→ **WORK TO COMPLETE**
Return each line of the listing that contains the string "object".

Begin INPUT

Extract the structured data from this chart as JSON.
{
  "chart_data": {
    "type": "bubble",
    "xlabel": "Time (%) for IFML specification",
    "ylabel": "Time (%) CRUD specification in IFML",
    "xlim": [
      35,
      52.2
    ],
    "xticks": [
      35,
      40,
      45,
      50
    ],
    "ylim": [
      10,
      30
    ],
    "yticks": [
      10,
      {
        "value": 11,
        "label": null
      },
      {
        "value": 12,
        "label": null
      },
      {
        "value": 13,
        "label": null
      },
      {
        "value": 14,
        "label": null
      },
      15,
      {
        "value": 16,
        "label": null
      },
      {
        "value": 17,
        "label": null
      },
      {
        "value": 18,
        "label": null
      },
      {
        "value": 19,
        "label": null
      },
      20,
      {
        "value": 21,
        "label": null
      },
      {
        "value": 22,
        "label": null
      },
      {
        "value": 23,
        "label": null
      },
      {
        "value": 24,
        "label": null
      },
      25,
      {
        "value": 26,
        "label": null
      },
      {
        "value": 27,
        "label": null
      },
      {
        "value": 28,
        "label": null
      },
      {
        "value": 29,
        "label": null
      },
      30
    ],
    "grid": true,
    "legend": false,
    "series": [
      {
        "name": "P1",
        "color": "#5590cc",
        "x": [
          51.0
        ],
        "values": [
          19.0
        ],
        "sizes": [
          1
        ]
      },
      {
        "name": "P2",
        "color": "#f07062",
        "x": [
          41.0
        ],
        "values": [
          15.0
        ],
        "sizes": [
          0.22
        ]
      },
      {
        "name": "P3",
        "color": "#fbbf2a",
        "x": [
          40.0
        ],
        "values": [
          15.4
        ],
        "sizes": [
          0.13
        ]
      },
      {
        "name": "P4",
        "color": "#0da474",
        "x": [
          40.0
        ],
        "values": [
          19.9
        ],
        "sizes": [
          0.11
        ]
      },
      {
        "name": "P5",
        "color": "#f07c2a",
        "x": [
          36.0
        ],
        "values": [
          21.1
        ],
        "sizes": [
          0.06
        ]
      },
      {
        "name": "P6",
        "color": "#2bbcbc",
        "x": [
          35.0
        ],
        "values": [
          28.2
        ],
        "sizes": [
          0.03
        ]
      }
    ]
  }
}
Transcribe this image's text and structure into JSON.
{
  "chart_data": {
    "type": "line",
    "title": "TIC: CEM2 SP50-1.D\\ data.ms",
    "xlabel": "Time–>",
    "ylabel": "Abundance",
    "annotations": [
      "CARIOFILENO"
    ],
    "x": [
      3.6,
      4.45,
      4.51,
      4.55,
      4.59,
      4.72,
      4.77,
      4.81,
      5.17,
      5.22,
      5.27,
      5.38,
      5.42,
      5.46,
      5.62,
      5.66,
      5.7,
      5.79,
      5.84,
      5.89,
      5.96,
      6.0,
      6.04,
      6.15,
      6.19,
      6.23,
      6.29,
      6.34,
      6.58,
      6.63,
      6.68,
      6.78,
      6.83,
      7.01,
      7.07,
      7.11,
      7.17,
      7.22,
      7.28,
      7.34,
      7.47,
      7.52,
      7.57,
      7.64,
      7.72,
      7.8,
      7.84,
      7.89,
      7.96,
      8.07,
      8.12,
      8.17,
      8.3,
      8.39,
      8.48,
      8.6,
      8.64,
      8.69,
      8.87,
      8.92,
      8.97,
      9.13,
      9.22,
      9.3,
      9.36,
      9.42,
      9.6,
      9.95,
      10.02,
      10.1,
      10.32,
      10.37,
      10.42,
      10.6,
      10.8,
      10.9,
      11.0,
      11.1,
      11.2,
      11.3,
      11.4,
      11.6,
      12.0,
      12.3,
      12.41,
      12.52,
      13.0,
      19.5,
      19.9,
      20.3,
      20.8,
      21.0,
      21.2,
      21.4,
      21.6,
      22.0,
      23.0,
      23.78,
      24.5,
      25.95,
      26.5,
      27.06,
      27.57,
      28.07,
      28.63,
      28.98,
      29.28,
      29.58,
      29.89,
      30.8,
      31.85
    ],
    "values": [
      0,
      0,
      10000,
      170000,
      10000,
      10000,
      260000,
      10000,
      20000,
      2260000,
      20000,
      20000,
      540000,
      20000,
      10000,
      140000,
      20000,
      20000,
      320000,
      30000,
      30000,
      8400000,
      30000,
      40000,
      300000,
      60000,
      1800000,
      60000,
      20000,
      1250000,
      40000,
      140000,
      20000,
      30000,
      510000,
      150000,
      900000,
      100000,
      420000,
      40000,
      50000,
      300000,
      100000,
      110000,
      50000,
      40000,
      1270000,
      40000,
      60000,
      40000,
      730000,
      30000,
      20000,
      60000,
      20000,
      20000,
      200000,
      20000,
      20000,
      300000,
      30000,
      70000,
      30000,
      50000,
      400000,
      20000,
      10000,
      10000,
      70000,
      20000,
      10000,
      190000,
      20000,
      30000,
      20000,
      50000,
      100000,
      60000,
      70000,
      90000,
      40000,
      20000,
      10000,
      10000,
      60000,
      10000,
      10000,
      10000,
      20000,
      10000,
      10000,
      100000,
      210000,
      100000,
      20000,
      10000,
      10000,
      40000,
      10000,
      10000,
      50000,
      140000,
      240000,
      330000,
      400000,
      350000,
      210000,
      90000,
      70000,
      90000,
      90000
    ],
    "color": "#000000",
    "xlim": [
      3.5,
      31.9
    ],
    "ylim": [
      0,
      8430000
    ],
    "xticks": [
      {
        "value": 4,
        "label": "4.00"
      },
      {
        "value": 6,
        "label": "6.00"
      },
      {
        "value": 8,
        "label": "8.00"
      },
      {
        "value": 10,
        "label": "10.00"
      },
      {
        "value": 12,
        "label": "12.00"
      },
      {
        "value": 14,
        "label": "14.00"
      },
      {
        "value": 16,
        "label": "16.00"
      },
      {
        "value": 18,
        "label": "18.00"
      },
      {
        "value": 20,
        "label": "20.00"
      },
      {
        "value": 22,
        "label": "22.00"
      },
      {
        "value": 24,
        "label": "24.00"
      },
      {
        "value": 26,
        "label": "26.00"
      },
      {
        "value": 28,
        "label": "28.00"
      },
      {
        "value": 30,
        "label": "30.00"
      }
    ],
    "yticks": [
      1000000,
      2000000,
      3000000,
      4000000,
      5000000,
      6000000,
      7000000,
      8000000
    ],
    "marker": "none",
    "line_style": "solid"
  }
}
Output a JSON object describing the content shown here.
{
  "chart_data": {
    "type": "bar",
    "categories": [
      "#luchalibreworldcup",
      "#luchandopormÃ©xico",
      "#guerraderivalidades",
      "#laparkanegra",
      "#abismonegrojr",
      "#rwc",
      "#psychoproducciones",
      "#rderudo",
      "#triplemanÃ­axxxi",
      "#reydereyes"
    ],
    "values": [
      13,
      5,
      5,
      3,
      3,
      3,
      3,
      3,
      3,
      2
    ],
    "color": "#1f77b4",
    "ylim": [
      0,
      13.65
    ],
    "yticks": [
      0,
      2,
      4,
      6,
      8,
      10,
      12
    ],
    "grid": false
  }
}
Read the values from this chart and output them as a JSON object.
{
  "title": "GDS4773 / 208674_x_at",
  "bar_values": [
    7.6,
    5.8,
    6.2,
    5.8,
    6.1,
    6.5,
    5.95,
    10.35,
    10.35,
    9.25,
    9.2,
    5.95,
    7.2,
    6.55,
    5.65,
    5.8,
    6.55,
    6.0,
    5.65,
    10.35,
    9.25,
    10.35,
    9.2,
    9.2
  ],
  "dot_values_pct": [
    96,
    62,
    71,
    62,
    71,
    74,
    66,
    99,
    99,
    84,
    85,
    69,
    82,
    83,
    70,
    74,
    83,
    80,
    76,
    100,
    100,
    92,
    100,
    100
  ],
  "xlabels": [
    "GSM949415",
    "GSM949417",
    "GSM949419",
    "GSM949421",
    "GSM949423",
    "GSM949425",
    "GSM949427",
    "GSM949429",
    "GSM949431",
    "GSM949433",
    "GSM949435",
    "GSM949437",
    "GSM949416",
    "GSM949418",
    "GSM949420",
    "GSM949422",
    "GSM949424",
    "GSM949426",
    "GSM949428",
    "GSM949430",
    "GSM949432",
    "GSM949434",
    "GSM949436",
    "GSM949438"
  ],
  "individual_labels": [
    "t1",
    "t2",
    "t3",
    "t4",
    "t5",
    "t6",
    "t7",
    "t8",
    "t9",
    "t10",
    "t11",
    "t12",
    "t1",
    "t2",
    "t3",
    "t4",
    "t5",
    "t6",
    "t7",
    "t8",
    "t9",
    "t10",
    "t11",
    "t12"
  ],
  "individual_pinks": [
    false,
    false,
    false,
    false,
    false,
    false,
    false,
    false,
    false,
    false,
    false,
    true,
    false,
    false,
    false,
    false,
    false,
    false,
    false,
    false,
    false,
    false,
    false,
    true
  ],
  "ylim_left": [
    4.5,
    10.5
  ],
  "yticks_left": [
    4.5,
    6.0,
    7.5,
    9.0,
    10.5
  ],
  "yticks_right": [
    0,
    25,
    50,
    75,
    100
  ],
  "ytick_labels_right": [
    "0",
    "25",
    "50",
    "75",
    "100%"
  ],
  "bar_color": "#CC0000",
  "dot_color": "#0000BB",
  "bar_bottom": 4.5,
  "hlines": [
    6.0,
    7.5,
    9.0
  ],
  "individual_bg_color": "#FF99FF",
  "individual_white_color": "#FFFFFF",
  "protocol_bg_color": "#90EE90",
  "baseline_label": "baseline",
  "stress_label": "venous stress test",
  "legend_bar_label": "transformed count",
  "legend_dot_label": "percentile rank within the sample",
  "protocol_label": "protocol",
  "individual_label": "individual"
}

End INPUT

→ **SOLUTION TO THE PROBLEM**
Output a JSON object describing the content shown here.
Read the values from this chart and output them as a JSON object.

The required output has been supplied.